Requirement =>
Present the data from its first line through the line containing "task-view-icon[interactable]: ▭ (391, 481, 404, 494)" as a Markdown table with the columns "Row" and "Line", skipping any blank lines.

## Begin

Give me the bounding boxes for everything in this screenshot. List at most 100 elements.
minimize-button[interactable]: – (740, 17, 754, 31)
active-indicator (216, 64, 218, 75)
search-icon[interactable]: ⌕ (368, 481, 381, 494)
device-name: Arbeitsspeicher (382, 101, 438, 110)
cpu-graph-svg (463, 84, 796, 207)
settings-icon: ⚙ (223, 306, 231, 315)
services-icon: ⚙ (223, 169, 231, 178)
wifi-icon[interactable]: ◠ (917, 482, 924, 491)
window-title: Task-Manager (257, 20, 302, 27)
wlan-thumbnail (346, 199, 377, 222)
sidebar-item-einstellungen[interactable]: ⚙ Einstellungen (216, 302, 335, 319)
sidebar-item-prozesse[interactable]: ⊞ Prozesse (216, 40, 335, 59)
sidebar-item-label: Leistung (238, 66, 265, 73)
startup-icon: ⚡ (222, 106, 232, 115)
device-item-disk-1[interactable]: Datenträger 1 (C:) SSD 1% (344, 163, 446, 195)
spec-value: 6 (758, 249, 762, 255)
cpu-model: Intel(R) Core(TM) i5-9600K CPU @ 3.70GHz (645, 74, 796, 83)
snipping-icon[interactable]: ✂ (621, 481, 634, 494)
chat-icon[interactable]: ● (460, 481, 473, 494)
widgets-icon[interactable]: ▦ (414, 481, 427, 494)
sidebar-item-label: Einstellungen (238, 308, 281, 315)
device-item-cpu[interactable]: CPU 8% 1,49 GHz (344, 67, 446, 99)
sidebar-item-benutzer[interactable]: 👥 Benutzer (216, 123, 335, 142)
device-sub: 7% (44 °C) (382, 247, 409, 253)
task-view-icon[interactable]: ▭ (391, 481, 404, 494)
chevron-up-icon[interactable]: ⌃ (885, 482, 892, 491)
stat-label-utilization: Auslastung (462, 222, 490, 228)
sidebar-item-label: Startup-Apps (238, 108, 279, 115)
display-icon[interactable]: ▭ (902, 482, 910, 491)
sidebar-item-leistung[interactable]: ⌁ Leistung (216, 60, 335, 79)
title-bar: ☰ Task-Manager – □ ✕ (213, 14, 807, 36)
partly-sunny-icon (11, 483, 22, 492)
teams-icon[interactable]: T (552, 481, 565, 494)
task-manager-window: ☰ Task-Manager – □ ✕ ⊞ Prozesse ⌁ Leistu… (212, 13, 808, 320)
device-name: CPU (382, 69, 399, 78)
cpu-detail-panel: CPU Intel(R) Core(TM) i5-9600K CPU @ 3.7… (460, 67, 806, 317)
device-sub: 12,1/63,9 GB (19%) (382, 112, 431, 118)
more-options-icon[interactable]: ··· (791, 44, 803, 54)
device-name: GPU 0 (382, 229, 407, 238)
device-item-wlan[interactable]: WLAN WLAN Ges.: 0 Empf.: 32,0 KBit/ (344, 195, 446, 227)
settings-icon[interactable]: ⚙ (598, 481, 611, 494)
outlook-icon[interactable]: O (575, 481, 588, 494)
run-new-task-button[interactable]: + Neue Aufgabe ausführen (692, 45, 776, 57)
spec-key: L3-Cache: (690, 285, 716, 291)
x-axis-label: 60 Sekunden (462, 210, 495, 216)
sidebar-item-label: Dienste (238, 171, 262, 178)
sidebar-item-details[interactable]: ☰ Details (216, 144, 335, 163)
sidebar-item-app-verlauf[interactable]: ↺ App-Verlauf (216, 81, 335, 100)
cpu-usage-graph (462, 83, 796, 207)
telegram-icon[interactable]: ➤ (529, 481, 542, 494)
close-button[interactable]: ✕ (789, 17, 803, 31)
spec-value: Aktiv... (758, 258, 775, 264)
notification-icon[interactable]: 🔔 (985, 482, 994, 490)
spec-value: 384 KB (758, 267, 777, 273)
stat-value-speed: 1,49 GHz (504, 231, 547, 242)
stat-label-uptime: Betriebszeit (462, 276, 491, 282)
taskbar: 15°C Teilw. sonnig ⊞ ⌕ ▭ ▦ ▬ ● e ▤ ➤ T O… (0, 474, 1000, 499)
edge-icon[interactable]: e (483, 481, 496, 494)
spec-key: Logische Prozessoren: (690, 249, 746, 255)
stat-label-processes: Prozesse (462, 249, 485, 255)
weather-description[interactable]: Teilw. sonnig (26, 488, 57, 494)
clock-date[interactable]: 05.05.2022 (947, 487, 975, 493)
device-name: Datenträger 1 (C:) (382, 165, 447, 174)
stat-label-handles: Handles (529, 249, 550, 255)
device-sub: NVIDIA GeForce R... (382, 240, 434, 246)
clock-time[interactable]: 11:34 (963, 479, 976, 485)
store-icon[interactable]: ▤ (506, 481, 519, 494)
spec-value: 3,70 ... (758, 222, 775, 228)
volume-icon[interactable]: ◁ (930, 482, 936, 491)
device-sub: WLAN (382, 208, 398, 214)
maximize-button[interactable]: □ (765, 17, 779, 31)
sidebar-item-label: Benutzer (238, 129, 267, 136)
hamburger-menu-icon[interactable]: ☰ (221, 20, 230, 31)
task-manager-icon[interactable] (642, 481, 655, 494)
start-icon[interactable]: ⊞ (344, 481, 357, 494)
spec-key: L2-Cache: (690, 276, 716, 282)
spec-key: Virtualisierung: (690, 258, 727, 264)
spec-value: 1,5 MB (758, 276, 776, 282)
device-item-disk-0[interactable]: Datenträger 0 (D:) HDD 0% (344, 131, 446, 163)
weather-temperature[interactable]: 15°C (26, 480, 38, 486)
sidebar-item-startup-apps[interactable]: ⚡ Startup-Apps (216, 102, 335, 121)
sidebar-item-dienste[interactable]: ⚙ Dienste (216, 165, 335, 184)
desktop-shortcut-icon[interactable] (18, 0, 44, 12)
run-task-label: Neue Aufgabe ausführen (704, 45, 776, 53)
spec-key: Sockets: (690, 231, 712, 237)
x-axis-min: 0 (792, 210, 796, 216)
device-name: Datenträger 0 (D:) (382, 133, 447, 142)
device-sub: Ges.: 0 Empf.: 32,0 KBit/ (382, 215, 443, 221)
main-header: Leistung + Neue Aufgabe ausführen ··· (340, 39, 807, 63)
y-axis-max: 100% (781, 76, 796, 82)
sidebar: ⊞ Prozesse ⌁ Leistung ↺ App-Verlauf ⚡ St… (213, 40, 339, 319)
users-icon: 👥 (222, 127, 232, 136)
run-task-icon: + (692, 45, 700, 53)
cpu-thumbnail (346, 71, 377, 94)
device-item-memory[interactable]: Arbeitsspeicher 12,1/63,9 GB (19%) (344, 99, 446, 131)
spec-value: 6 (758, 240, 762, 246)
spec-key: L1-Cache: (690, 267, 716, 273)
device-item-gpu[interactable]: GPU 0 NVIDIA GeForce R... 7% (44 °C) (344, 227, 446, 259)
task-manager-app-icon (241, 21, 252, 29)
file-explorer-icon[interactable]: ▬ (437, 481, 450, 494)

## End

Expected answer =>
| Row | Line |
|---|---|
| 1 | Give me the bounding boxes for everything in this screenshot. List at most 100 elements. |
| 2 | minimize-button[interactable]: – (740, 17, 754, 31) |
| 3 | active-indicator (216, 64, 218, 75) |
| 4 | search-icon[interactable]: ⌕ (368, 481, 381, 494) |
| 5 | device-name: Arbeitsspeicher (382, 101, 438, 110) |
| 6 | cpu-graph-svg (463, 84, 796, 207) |
| 7 | settings-icon: ⚙ (223, 306, 231, 315) |
| 8 | services-icon: ⚙ (223, 169, 231, 178) |
| 9 | wifi-icon[interactable]: ◠ (917, 482, 924, 491) |
| 10 | window-title: Task-Manager (257, 20, 302, 27) |
| 11 | wlan-thumbnail (346, 199, 377, 222) |
| 12 | sidebar-item-einstellungen[interactable]: ⚙ Einstellungen (216, 302, 335, 319) |
| 13 | sidebar-item-prozesse[interactable]: ⊞ Prozesse (216, 40, 335, 59) |
| 14 | sidebar-item-label: Leistung (238, 66, 265, 73) |
| 15 | startup-icon: ⚡ (222, 106, 232, 115) |
| 16 | device-item-disk-1[interactable]: Datenträger 1 (C:) SSD 1% (344, 163, 446, 195) |
| 17 | spec-value: 6 (758, 249, 762, 255) |
| 18 | cpu-model: Intel(R) Core(TM) i5-9600K CPU @ 3.70GHz (645, 74, 796, 83) |
| 19 | snipping-icon[interactable]: ✂ (621, 481, 634, 494) |
| 20 | chat-icon[interactable]: ● (460, 481, 473, 494) |
| 21 | widgets-icon[interactable]: ▦ (414, 481, 427, 494) |
| 22 | sidebar-item-label: Einstellungen (238, 308, 281, 315) |
| 23 | device-item-cpu[interactable]: CPU 8% 1,49 GHz (344, 67, 446, 99) |
| 24 | sidebar-item-benutzer[interactable]: 👥 Benutzer (216, 123, 335, 142) |
| 25 | device-sub: 7% (44 °C) (382, 247, 409, 253) |
| 26 | task-view-icon[interactable]: ▭ (391, 481, 404, 494) |